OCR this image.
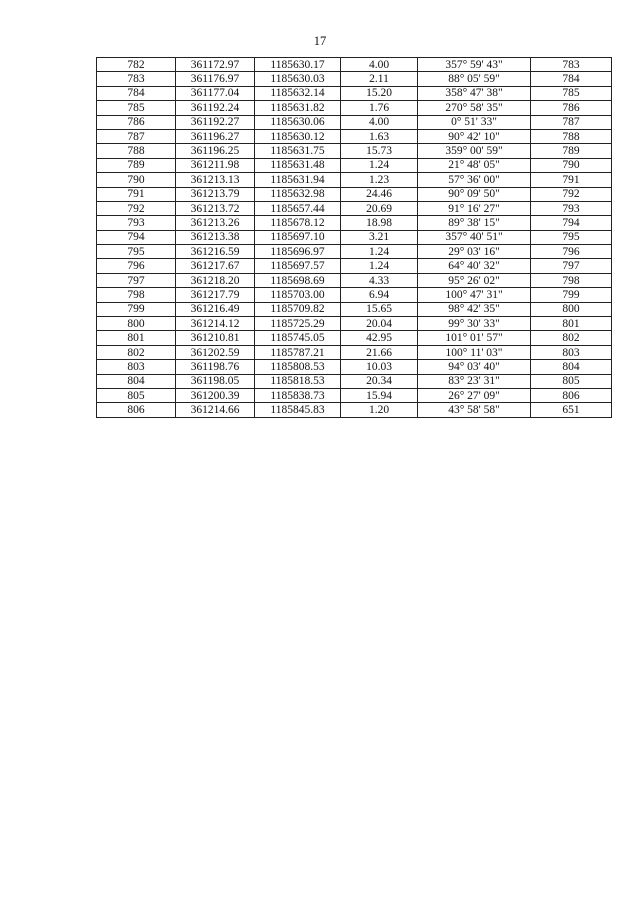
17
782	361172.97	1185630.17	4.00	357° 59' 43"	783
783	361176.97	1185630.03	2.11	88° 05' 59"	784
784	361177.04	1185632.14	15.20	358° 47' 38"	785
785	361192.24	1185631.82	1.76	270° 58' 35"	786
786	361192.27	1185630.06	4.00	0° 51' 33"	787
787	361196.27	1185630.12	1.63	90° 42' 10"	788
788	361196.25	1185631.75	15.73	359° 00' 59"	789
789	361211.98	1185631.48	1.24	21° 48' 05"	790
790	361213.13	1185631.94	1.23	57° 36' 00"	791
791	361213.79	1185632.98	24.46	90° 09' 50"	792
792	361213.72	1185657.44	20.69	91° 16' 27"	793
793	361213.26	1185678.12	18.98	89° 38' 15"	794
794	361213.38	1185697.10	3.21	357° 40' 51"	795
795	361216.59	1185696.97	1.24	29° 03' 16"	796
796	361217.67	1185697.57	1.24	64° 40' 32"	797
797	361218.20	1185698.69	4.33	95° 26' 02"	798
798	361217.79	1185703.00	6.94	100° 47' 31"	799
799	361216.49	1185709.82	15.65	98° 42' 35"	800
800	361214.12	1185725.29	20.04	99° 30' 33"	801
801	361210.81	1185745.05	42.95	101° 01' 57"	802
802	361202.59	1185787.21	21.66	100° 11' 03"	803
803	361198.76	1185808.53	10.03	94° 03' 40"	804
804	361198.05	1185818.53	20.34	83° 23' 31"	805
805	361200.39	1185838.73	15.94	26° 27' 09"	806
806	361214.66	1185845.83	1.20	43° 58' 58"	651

* * *

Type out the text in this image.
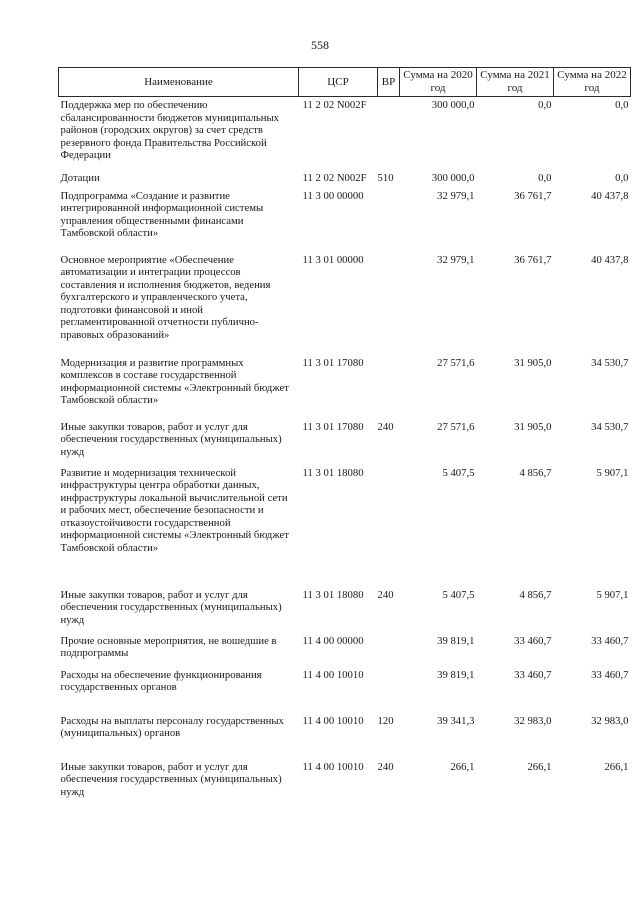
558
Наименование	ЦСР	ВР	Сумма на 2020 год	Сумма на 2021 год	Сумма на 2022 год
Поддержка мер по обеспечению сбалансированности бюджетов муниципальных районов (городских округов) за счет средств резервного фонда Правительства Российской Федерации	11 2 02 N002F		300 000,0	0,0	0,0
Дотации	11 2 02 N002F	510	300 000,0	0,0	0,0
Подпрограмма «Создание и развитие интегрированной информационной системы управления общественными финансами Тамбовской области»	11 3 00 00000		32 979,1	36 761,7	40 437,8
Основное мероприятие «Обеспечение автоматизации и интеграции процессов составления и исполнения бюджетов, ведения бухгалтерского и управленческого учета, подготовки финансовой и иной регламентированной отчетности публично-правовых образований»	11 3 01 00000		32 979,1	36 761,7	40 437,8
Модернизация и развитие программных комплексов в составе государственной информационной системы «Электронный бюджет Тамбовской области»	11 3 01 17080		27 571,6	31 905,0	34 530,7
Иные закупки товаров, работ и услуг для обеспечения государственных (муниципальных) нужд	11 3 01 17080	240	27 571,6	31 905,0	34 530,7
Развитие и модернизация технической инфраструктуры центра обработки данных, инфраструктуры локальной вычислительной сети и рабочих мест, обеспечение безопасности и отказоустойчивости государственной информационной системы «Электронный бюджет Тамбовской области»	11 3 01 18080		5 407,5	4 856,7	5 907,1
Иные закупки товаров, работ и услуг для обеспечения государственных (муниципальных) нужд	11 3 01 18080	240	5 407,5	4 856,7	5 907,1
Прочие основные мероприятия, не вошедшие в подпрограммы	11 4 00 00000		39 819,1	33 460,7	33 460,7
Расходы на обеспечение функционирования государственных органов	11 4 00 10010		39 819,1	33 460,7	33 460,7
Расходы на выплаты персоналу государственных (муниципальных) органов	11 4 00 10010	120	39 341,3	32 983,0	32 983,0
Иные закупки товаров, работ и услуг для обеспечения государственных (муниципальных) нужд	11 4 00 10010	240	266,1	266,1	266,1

- [Exercise goal] In the entries above, find each line with the word "услуг" and copy it.

- [Final answer]
Иные закупки товаров, работ и услуг для обеспечения государственных (муниципальных) нужд	11 3 01 17080	240	27 571,6	31 905,0	34 530,7
Иные закупки товаров, работ и услуг для обеспечения государственных (муниципальных) нужд	11 3 01 18080	240	5 407,5	4 856,7	5 907,1
Иные закупки товаров, работ и услуг для обеспечения государственных (муниципальных) нужд	11 4 00 10010	240	266,1	266,1	266,1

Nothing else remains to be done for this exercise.